___ Task input

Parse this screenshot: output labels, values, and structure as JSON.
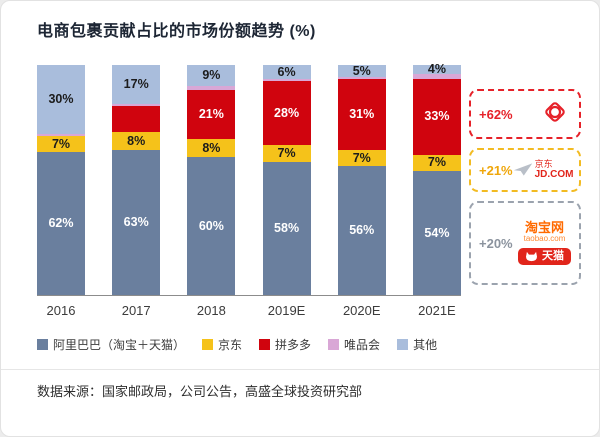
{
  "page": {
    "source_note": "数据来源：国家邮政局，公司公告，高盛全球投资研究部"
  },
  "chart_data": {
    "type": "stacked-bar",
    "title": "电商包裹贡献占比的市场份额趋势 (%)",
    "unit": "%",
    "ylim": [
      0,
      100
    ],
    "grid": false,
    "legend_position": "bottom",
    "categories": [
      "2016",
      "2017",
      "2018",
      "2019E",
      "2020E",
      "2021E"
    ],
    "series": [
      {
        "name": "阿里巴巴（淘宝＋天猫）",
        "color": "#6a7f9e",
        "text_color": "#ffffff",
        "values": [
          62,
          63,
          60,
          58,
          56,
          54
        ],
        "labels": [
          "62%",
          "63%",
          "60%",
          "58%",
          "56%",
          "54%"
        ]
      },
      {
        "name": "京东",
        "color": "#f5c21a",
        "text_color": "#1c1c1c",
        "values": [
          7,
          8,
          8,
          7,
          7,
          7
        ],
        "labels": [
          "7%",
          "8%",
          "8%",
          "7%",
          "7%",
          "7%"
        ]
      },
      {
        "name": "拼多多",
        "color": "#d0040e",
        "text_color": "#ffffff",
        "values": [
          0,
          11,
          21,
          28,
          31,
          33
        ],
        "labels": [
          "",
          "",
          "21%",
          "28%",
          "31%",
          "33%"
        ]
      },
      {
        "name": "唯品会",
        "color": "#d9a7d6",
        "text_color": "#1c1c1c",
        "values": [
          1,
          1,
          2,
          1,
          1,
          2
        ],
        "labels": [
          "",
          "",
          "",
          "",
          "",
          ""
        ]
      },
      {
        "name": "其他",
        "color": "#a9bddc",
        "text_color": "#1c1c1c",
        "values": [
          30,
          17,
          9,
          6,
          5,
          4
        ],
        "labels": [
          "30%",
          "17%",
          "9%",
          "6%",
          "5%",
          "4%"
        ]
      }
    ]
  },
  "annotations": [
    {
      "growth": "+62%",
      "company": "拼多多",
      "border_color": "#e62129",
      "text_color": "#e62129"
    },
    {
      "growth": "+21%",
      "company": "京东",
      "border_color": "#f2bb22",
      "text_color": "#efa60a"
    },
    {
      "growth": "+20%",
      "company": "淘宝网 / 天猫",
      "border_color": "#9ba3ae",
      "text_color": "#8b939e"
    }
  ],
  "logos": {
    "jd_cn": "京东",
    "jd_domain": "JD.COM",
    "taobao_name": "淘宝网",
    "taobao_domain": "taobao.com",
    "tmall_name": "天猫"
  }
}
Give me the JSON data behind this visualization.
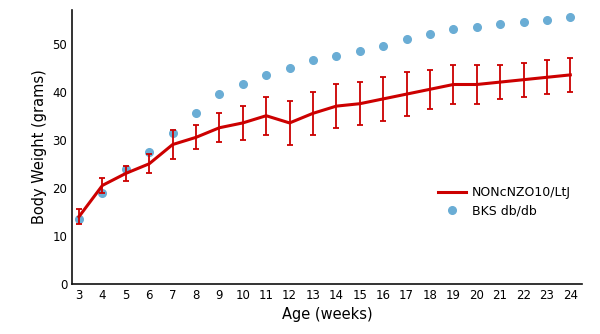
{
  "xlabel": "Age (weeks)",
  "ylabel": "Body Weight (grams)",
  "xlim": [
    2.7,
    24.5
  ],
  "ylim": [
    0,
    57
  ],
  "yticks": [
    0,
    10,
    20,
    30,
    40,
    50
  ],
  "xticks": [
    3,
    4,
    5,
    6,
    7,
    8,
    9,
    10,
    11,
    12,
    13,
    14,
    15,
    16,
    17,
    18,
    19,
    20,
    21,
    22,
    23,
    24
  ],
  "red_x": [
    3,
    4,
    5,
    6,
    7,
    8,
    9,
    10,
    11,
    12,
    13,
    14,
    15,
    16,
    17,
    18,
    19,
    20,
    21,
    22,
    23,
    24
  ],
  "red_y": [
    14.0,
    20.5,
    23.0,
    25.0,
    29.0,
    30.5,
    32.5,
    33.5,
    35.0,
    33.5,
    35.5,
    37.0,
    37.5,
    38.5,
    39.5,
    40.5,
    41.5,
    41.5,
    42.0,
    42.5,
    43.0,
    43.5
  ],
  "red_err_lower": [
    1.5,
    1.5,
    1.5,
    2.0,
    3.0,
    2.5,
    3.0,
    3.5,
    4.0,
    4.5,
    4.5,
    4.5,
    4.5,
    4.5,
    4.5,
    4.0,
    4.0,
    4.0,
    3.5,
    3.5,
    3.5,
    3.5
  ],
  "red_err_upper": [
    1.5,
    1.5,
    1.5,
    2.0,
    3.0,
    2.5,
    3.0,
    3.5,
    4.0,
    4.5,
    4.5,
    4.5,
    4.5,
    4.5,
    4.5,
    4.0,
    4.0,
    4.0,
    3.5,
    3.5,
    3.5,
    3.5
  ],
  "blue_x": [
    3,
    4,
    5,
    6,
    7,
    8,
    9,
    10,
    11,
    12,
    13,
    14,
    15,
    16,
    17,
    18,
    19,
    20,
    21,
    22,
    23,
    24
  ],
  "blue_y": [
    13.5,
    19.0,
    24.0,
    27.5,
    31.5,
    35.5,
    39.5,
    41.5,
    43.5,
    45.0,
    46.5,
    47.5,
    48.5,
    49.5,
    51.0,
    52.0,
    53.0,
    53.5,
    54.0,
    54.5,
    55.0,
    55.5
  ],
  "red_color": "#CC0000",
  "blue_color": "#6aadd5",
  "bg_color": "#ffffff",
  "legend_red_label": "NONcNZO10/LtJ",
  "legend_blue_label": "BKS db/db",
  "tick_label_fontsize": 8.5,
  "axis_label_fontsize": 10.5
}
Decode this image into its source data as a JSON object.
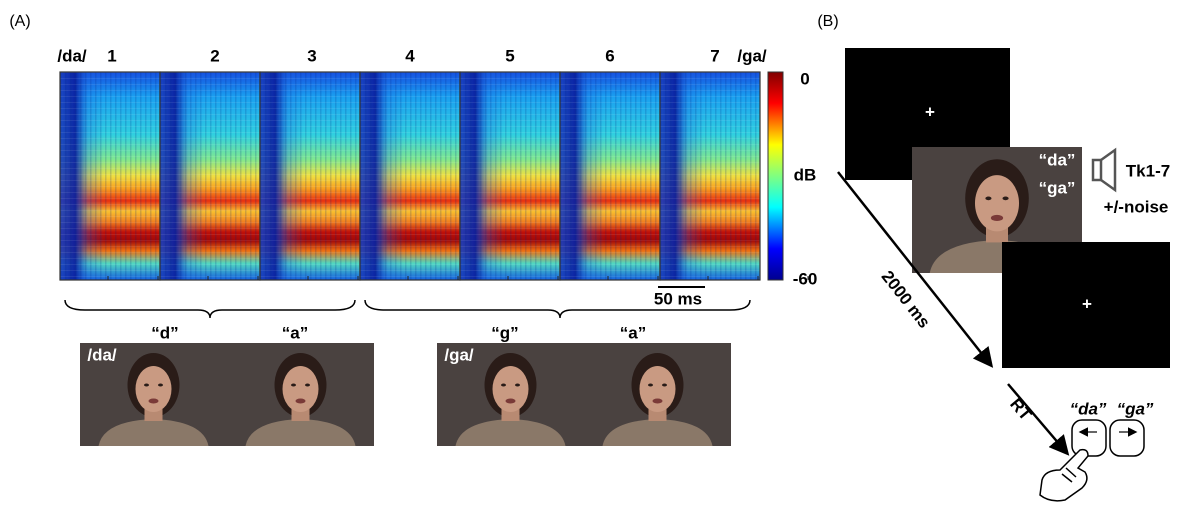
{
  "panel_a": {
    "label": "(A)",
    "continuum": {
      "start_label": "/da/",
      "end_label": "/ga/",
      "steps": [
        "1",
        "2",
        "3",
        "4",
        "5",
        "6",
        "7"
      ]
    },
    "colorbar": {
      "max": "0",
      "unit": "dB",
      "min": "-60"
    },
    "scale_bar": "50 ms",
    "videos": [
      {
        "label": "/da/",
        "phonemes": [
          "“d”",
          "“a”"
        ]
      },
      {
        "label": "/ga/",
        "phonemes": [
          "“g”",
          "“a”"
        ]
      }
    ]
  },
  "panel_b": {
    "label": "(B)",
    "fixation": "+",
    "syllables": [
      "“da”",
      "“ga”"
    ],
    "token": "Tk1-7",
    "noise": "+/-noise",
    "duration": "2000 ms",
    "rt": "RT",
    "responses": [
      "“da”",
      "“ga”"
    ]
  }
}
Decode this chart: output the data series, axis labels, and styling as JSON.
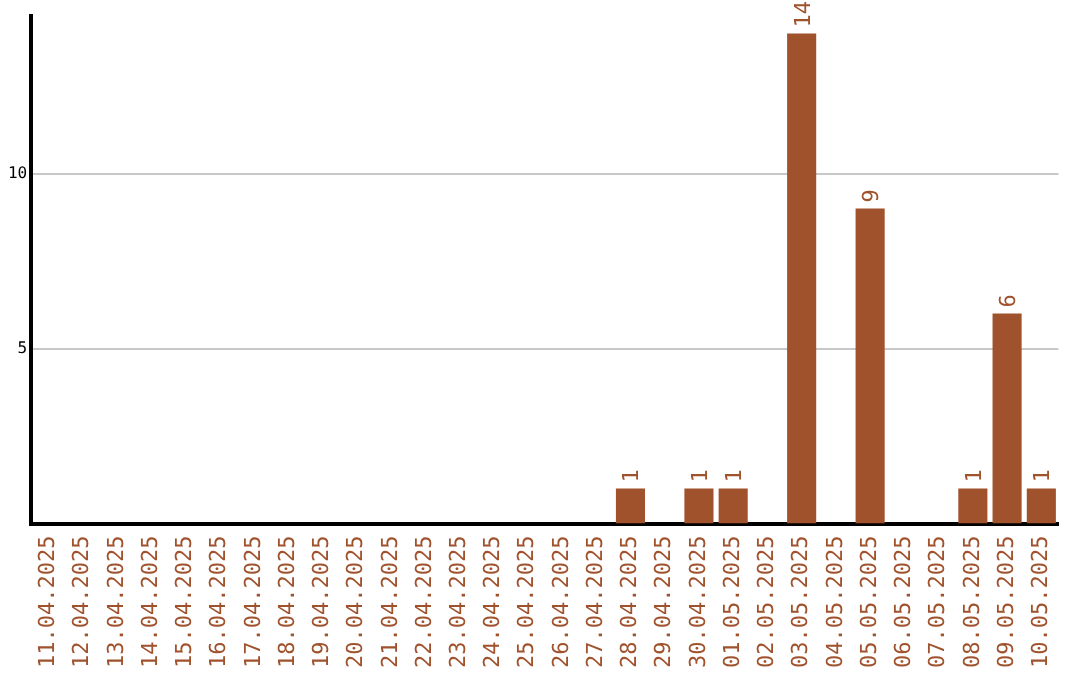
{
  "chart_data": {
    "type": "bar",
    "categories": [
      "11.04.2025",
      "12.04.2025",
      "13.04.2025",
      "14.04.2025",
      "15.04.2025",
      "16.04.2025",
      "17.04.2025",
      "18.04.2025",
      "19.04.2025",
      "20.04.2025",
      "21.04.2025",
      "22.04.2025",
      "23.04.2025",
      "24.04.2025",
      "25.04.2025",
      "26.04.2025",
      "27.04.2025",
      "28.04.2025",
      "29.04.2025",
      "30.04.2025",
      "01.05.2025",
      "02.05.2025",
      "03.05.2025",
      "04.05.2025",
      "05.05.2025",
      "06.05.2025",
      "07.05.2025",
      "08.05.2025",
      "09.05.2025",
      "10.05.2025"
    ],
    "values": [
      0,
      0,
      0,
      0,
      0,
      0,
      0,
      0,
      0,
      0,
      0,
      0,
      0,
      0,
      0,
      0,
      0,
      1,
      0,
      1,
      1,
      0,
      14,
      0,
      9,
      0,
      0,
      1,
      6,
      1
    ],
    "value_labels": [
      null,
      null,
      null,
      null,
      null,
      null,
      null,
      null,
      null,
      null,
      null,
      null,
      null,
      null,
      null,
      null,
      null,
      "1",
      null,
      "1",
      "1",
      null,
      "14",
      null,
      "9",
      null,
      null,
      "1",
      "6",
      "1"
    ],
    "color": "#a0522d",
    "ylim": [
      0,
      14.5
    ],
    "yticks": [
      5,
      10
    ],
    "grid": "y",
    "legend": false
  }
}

______

▶ _To be done_
In the records above, how many lines contain the string "output"? State that number only.

▶ _Result of this task_
2